* _What the task asks_
Below are the records; copy each line in them that holds the word "name".

* _Information supplied_
★ ★ ★ ★
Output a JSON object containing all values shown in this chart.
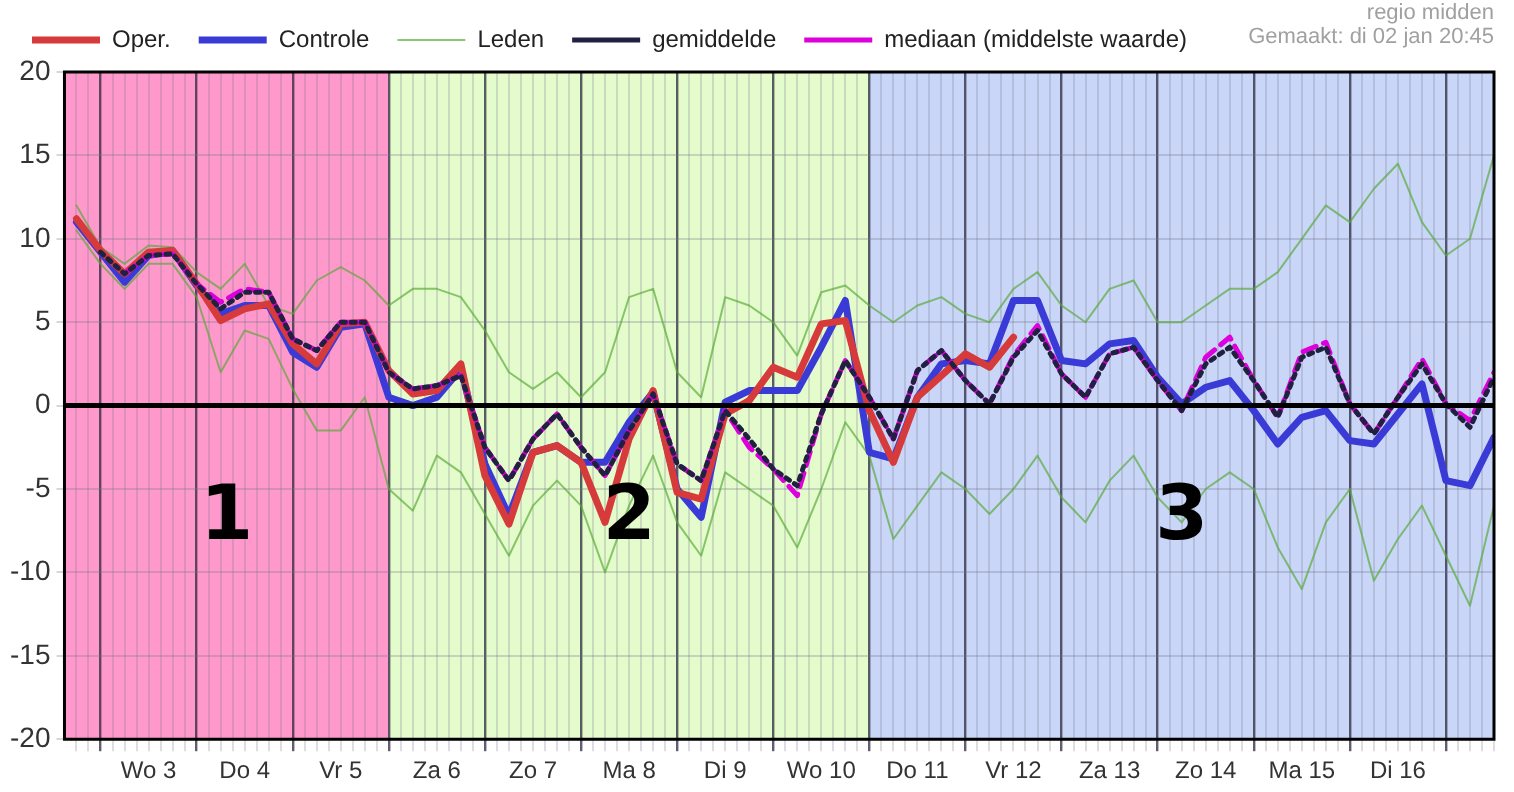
{
  "chart_data": {
    "type": "line",
    "annotations": [
      "regio midden",
      "Gemaakt: di 02 jan 20:45"
    ],
    "x": [
      "--01-02T18:00",
      "--01-03T00:00",
      "--01-03T06:00",
      "--01-03T12:00",
      "--01-03T18:00",
      "--01-04T00:00",
      "--01-04T06:00",
      "--01-04T12:00",
      "--01-04T18:00",
      "--01-05T00:00",
      "--01-05T06:00",
      "--01-05T12:00",
      "--01-05T18:00",
      "--01-06T00:00",
      "--01-06T06:00",
      "--01-06T12:00",
      "--01-06T18:00",
      "--01-07T00:00",
      "--01-07T06:00",
      "--01-07T12:00",
      "--01-07T18:00",
      "--01-08T00:00",
      "--01-08T06:00",
      "--01-08T12:00",
      "--01-08T18:00",
      "--01-09T00:00",
      "--01-09T06:00",
      "--01-09T12:00",
      "--01-09T18:00",
      "--01-10T00:00",
      "--01-10T06:00",
      "--01-10T12:00",
      "--01-10T18:00",
      "--01-11T00:00",
      "--01-11T06:00",
      "--01-11T12:00",
      "--01-11T18:00",
      "--01-12T00:00",
      "--01-12T06:00",
      "--01-12T12:00",
      "--01-12T18:00",
      "--01-13T00:00",
      "--01-13T06:00",
      "--01-13T12:00",
      "--01-13T18:00",
      "--01-14T00:00",
      "--01-14T06:00",
      "--01-14T12:00",
      "--01-14T18:00",
      "--01-15T00:00",
      "--01-15T06:00",
      "--01-15T12:00",
      "--01-15T18:00",
      "--01-16T00:00",
      "--01-16T06:00",
      "--01-16T12:00",
      "--01-16T18:00",
      "--01-17T00:00",
      "--01-17T06:00",
      "--01-17T12:00"
    ],
    "series": [
      {
        "name": "Oper.",
        "color": "#d63a3a",
        "line_style": "solid",
        "values": [
          11.2,
          9.3,
          7.9,
          9.2,
          9.3,
          7.3,
          5.1,
          5.8,
          6.1,
          3.7,
          2.5,
          4.9,
          5.0,
          2.1,
          0.7,
          0.9,
          2.5,
          -4.2,
          -7.1,
          -2.8,
          -2.4,
          -3.4,
          -7.0,
          -2.0,
          0.9,
          -5.2,
          -5.6,
          -0.5,
          0.3,
          2.3,
          1.7,
          4.9,
          5.1,
          -0.3,
          -3.4,
          0.5,
          1.8,
          3.1,
          2.3,
          4.1,
          null,
          null,
          null,
          null,
          null,
          null,
          null,
          null,
          null,
          null,
          null,
          null,
          null,
          null,
          null,
          null,
          null,
          null,
          null,
          null
        ]
      },
      {
        "name": "Controle",
        "color": "#3a3ad6",
        "line_style": "solid",
        "values": [
          11.0,
          9.2,
          7.4,
          9.0,
          9.3,
          7.2,
          5.5,
          6.0,
          6.0,
          3.2,
          2.3,
          4.7,
          4.9,
          0.5,
          0.0,
          0.5,
          2.2,
          -3.5,
          -6.6,
          -2.8,
          -2.4,
          -3.4,
          -3.4,
          -1.0,
          0.8,
          -5.0,
          -6.7,
          0.2,
          0.9,
          0.9,
          0.9,
          3.5,
          6.3,
          -2.8,
          -3.2,
          0.5,
          2.5,
          2.7,
          2.5,
          6.3,
          6.3,
          2.7,
          2.5,
          3.7,
          3.9,
          1.7,
          0.1,
          1.1,
          1.5,
          -0.3,
          -2.3,
          -0.7,
          -0.3,
          -2.1,
          -2.3,
          -0.5,
          1.3,
          -4.5,
          -4.8,
          -1.9
        ]
      },
      {
        "name": "Leden",
        "color": "#55aa33",
        "line_style": "solid",
        "values": [
          12,
          9.5,
          8.5,
          9.6,
          9.5,
          8,
          7,
          8.5,
          6,
          5.5,
          7.5,
          8.3,
          7.5,
          6,
          7,
          7,
          6.5,
          4.5,
          2,
          1,
          2,
          0.5,
          2,
          6.5,
          7,
          2,
          0.5,
          6.5,
          6,
          5,
          3,
          6.8,
          7.2,
          6,
          5,
          6,
          6.5,
          5.5,
          5,
          7,
          8,
          6,
          5,
          7,
          7.5,
          5,
          5,
          6,
          7,
          7,
          8,
          10,
          12,
          11,
          13,
          14.5,
          11,
          9,
          10,
          15
        ]
      },
      {
        "color": "#55aa33",
        "line_style": "solid",
        "values": [
          10.5,
          8.5,
          7,
          8.5,
          8.5,
          6.5,
          2,
          4.5,
          4,
          1,
          -1.5,
          -1.5,
          0.5,
          -5,
          -6.3,
          -3,
          -4,
          -6.5,
          -9,
          -6,
          -4.5,
          -6,
          -10,
          -6,
          -3,
          -7,
          -9,
          -4,
          -5,
          -6,
          -8.5,
          -5,
          -1,
          -3,
          -8,
          -6,
          -4,
          -5,
          -6.5,
          -5,
          -3,
          -5.5,
          -7,
          -4.5,
          -3,
          -5.5,
          -7,
          -5,
          -4,
          -5,
          -8.5,
          -11,
          -7,
          -5,
          -10.5,
          -8,
          -6,
          -9,
          -12,
          -6
        ]
      },
      {
        "name": "gemiddelde",
        "color": "#202040",
        "line_style": "dotted",
        "values": [
          null,
          9.2,
          7.9,
          9.0,
          9.1,
          7.3,
          5.8,
          6.8,
          6.8,
          4.0,
          3.3,
          5.0,
          5.0,
          2.0,
          1.0,
          1.2,
          1.8,
          -2.5,
          -4.5,
          -2.0,
          -0.5,
          -2.5,
          -4.2,
          -1.5,
          0.7,
          -3.5,
          -4.5,
          -0.3,
          -2.0,
          -3.8,
          -4.8,
          -0.5,
          2.7,
          0.5,
          -2.0,
          2.1,
          3.3,
          1.5,
          0.1,
          2.9,
          4.5,
          1.9,
          0.5,
          3.1,
          3.5,
          1.5,
          -0.3,
          2.5,
          3.5,
          1.5,
          -0.7,
          2.9,
          3.5,
          0.1,
          -1.7,
          0.5,
          2.5,
          0.1,
          -1.3,
          1.7
        ]
      },
      {
        "name": "mediaan (middelste waarde)",
        "color": "#dd00dd",
        "line_style": "dashed",
        "values": [
          null,
          null,
          7.9,
          9.0,
          9.1,
          7.3,
          6.2,
          7.0,
          6.8,
          4.0,
          3.3,
          5.0,
          5.0,
          2.0,
          1.0,
          1.2,
          1.8,
          -2.5,
          -4.5,
          -2.0,
          -0.5,
          -2.5,
          -4.2,
          -1.5,
          0.7,
          -3.5,
          -4.5,
          -0.3,
          -2.5,
          -3.8,
          -5.4,
          -0.5,
          2.7,
          0.5,
          -2.0,
          2.1,
          3.3,
          1.5,
          0.1,
          3.0,
          4.8,
          1.9,
          0.5,
          3.1,
          3.5,
          1.5,
          -0.3,
          2.9,
          4.1,
          1.5,
          -0.7,
          3.2,
          3.8,
          0.1,
          -1.7,
          0.5,
          2.8,
          0.1,
          -0.9,
          2.0
        ]
      }
    ],
    "xlim": [
      "--01-02T15:00",
      "--01-17T12:00"
    ],
    "xticks": [
      {
        "value": "--01-02T18:00",
        "label": null
      },
      {
        "value": "--01-02T21:00",
        "label": null
      },
      {
        "value": "--01-03T00:00",
        "label": null
      },
      {
        "value": "--01-03T03:00",
        "label": null
      },
      {
        "value": "--01-03T06:00",
        "label": null
      },
      {
        "value": "--01-03T09:00",
        "label": null
      },
      {
        "value": "--01-03T12:00",
        "label": "Wo 3"
      },
      {
        "value": "--01-03T15:00",
        "label": null
      },
      {
        "value": "--01-03T18:00",
        "label": null
      },
      {
        "value": "--01-03T21:00",
        "label": null
      },
      {
        "value": "--01-04T00:00",
        "label": null
      },
      {
        "value": "--01-04T03:00",
        "label": null
      },
      {
        "value": "--01-04T06:00",
        "label": null
      },
      {
        "value": "--01-04T09:00",
        "label": null
      },
      {
        "value": "--01-04T12:00",
        "label": "Do 4"
      },
      {
        "value": "--01-04T15:00",
        "label": null
      },
      {
        "value": "--01-04T18:00",
        "label": null
      },
      {
        "value": "--01-04T21:00",
        "label": null
      },
      {
        "value": "--01-05T00:00",
        "label": null
      },
      {
        "value": "--01-05T03:00",
        "label": null
      },
      {
        "value": "--01-05T06:00",
        "label": null
      },
      {
        "value": "--01-05T09:00",
        "label": null
      },
      {
        "value": "--01-05T12:00",
        "label": "Vr 5"
      },
      {
        "value": "--01-05T15:00",
        "label": null
      },
      {
        "value": "--01-05T18:00",
        "label": null
      },
      {
        "value": "--01-05T21:00",
        "label": null
      },
      {
        "value": "--01-06T00:00",
        "label": null
      },
      {
        "value": "--01-06T03:00",
        "label": null
      },
      {
        "value": "--01-06T06:00",
        "label": null
      },
      {
        "value": "--01-06T09:00",
        "label": null
      },
      {
        "value": "--01-06T12:00",
        "label": "Za 6"
      },
      {
        "value": "--01-06T15:00",
        "label": null
      },
      {
        "value": "--01-06T18:00",
        "label": null
      },
      {
        "value": "--01-06T21:00",
        "label": null
      },
      {
        "value": "--01-07T00:00",
        "label": null
      },
      {
        "value": "--01-07T03:00",
        "label": null
      },
      {
        "value": "--01-07T06:00",
        "label": null
      },
      {
        "value": "--01-07T09:00",
        "label": null
      },
      {
        "value": "--01-07T12:00",
        "label": "Zo 7"
      },
      {
        "value": "--01-07T15:00",
        "label": null
      },
      {
        "value": "--01-07T18:00",
        "label": null
      },
      {
        "value": "--01-07T21:00",
        "label": null
      },
      {
        "value": "--01-08T00:00",
        "label": null
      },
      {
        "value": "--01-08T03:00",
        "label": null
      },
      {
        "value": "--01-08T06:00",
        "label": null
      },
      {
        "value": "--01-08T09:00",
        "label": null
      },
      {
        "value": "--01-08T12:00",
        "label": "Ma 8"
      },
      {
        "value": "--01-08T15:00",
        "label": null
      },
      {
        "value": "--01-08T18:00",
        "label": null
      },
      {
        "value": "--01-08T21:00",
        "label": null
      },
      {
        "value": "--01-09T00:00",
        "label": null
      },
      {
        "value": "--01-09T03:00",
        "label": null
      },
      {
        "value": "--01-09T06:00",
        "label": null
      },
      {
        "value": "--01-09T09:00",
        "label": null
      },
      {
        "value": "--01-09T12:00",
        "label": "Di 9"
      },
      {
        "value": "--01-09T15:00",
        "label": null
      },
      {
        "value": "--01-09T18:00",
        "label": null
      },
      {
        "value": "--01-09T21:00",
        "label": null
      },
      {
        "value": "--01-10T00:00",
        "label": null
      },
      {
        "value": "--01-10T03:00",
        "label": null
      },
      {
        "value": "--01-10T06:00",
        "label": null
      },
      {
        "value": "--01-10T09:00",
        "label": null
      },
      {
        "value": "--01-10T12:00",
        "label": "Wo 10"
      },
      {
        "value": "--01-10T15:00",
        "label": null
      },
      {
        "value": "--01-10T18:00",
        "label": null
      },
      {
        "value": "--01-10T21:00",
        "label": null
      },
      {
        "value": "--01-11T00:00",
        "label": null
      },
      {
        "value": "--01-11T03:00",
        "label": null
      },
      {
        "value": "--01-11T06:00",
        "label": null
      },
      {
        "value": "--01-11T09:00",
        "label": null
      },
      {
        "value": "--01-11T12:00",
        "label": "Do 11"
      },
      {
        "value": "--01-11T15:00",
        "label": null
      },
      {
        "value": "--01-11T18:00",
        "label": null
      },
      {
        "value": "--01-11T21:00",
        "label": null
      },
      {
        "value": "--01-12T00:00",
        "label": null
      },
      {
        "value": "--01-12T03:00",
        "label": null
      },
      {
        "value": "--01-12T06:00",
        "label": null
      },
      {
        "value": "--01-12T09:00",
        "label": null
      },
      {
        "value": "--01-12T12:00",
        "label": "Vr 12"
      },
      {
        "value": "--01-12T15:00",
        "label": null
      },
      {
        "value": "--01-12T18:00",
        "label": null
      },
      {
        "value": "--01-12T21:00",
        "label": null
      },
      {
        "value": "--01-13T00:00",
        "label": null
      },
      {
        "value": "--01-13T03:00",
        "label": null
      },
      {
        "value": "--01-13T06:00",
        "label": null
      },
      {
        "value": "--01-13T09:00",
        "label": null
      },
      {
        "value": "--01-13T12:00",
        "label": "Za 13"
      },
      {
        "value": "--01-13T15:00",
        "label": null
      },
      {
        "value": "--01-13T18:00",
        "label": null
      },
      {
        "value": "--01-13T21:00",
        "label": null
      },
      {
        "value": "--01-14T00:00",
        "label": null
      },
      {
        "value": "--01-14T03:00",
        "label": null
      },
      {
        "value": "--01-14T06:00",
        "label": null
      },
      {
        "value": "--01-14T09:00",
        "label": null
      },
      {
        "value": "--01-14T12:00",
        "label": "Zo 14"
      },
      {
        "value": "--01-14T15:00",
        "label": null
      },
      {
        "value": "--01-14T18:00",
        "label": null
      },
      {
        "value": "--01-14T21:00",
        "label": null
      },
      {
        "value": "--01-15T00:00",
        "label": null
      },
      {
        "value": "--01-15T03:00",
        "label": null
      },
      {
        "value": "--01-15T06:00",
        "label": null
      },
      {
        "value": "--01-15T09:00",
        "label": null
      },
      {
        "value": "--01-15T12:00",
        "label": "Ma 15"
      },
      {
        "value": "--01-15T15:00",
        "label": null
      },
      {
        "value": "--01-15T18:00",
        "label": null
      },
      {
        "value": "--01-15T21:00",
        "label": null
      },
      {
        "value": "--01-16T00:00",
        "label": null
      },
      {
        "value": "--01-16T03:00",
        "label": null
      },
      {
        "value": "--01-16T06:00",
        "label": null
      },
      {
        "value": "--01-16T09:00",
        "label": null
      },
      {
        "value": "--01-16T12:00",
        "label": "Di 16"
      },
      {
        "value": "--01-16T15:00",
        "label": null
      },
      {
        "value": "--01-16T18:00",
        "label": null
      },
      {
        "value": "--01-16T21:00",
        "label": null
      },
      {
        "value": "--01-17T00:00",
        "label": null
      },
      {
        "value": "--01-17T03:00",
        "label": null
      },
      {
        "value": "--01-17T06:00",
        "label": null
      },
      {
        "value": "--01-17T09:00",
        "label": null
      },
      {
        "value": "--01-17T12:00",
        "label": null
      }
    ],
    "ylim": [
      -20,
      20
    ],
    "yticks": [
      -20,
      -15,
      -10,
      -5,
      0,
      5,
      10,
      15,
      20
    ],
    "bands": [
      {
        "axis": "x",
        "from": "--01-02T15:00",
        "to": "--01-06T00:00",
        "label": "1",
        "color": "#ff99cc"
      },
      {
        "axis": "x",
        "from": "--01-06T00:00",
        "to": "--01-11T00:00",
        "label": "2",
        "color": "#e4fccc"
      },
      {
        "axis": "x",
        "from": "--01-11T00:00",
        "to": "--01-17T12:00",
        "label": "3",
        "color": "#c9d6f8"
      }
    ],
    "ref_lines": [
      {
        "axis": "y",
        "value": 0,
        "color": "#000000"
      }
    ],
    "grid": true,
    "legend": "top",
    "marker": "none"
  }
}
★ ★ ★ ★
* _Full answer_
        "name": "Oper.",
        "name": "Controle",
        "name": "Leden",
        "name": "gemiddelde",
        "name": "mediaan (middelste waarde)",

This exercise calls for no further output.